=== TASK REQUIREMENTS ===
For each line of the data below that holds "同体受精", copy the line.

---*---

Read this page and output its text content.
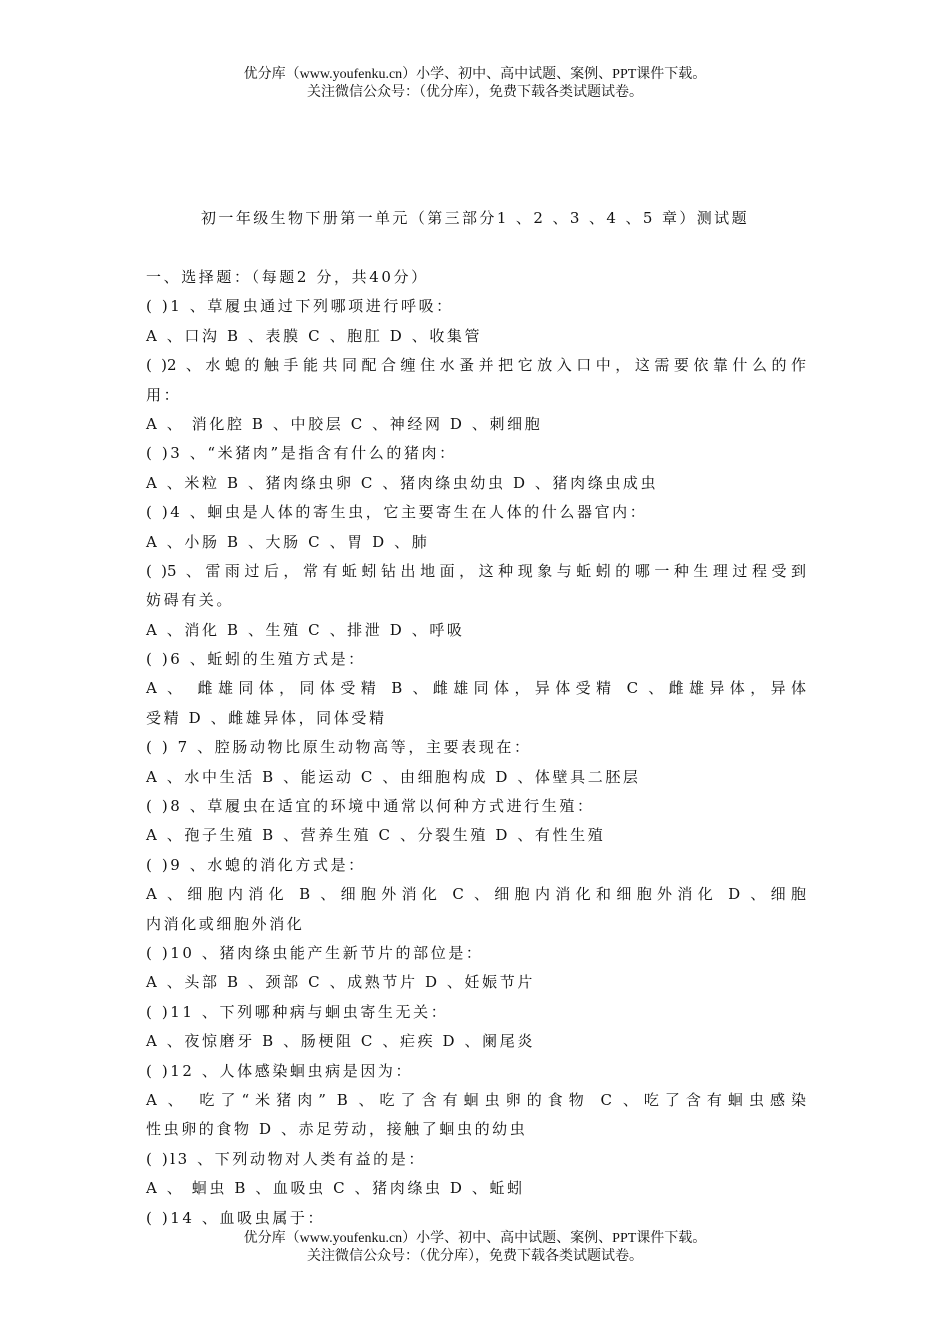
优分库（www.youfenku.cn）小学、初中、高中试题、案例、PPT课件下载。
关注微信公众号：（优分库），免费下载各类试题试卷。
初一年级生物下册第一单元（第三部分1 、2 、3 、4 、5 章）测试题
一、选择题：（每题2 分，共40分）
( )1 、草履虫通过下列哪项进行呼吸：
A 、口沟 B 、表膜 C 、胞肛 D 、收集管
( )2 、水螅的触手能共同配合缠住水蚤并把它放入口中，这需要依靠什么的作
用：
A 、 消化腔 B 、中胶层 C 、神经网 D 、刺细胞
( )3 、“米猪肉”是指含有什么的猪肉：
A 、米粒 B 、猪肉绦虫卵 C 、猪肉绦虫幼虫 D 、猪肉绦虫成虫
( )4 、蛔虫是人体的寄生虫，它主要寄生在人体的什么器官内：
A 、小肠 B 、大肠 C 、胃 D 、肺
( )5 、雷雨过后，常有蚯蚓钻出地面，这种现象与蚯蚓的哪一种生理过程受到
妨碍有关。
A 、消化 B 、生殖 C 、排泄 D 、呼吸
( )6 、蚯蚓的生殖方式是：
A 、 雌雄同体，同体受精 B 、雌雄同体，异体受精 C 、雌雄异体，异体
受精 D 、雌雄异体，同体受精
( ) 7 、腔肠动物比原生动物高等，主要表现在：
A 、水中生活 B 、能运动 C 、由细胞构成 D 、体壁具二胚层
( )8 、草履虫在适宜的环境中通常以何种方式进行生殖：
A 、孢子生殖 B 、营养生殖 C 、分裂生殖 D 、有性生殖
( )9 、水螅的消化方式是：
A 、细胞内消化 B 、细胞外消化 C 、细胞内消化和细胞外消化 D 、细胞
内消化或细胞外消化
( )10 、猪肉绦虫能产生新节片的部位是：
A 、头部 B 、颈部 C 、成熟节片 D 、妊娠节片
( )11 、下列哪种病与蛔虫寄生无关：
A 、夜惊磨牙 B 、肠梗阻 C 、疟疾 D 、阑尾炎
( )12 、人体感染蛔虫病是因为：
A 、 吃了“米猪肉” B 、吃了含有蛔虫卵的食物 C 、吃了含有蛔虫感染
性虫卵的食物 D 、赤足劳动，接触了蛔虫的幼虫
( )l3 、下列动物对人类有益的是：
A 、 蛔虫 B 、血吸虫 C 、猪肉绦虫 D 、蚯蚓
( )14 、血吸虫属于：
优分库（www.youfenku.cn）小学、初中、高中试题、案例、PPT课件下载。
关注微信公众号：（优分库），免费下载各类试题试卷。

---*---

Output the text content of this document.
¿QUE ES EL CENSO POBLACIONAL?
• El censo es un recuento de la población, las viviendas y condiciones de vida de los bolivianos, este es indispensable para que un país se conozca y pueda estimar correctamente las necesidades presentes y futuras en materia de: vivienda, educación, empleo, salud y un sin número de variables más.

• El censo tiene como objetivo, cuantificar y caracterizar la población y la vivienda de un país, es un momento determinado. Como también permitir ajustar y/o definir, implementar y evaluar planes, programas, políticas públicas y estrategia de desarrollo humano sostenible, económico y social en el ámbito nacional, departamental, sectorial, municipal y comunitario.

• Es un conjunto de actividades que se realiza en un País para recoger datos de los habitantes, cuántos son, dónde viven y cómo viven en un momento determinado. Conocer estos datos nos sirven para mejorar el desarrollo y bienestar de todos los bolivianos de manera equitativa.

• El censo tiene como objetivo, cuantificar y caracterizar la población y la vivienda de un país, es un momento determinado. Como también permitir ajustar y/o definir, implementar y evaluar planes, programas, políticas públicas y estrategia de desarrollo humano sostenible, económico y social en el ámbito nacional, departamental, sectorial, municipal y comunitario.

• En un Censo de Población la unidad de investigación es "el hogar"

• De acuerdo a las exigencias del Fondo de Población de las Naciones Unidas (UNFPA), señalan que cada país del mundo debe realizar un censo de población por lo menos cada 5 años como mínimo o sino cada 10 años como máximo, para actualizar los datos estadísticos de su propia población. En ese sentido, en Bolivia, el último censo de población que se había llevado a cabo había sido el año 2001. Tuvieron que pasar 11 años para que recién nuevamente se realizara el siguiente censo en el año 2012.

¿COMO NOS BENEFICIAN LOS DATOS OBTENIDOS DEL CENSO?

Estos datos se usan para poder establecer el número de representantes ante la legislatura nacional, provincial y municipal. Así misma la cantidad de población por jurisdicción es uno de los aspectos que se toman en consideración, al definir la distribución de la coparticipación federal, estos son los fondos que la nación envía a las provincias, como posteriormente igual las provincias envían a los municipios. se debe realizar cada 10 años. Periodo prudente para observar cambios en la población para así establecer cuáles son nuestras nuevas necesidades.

---*---

=== SOLVED PROBLEM ===
A 、 雌雄同体，同体受精 B 、雌雄同体，异体受精 C 、雌雄异体，异体
受精 D 、雌雄异体，同体受精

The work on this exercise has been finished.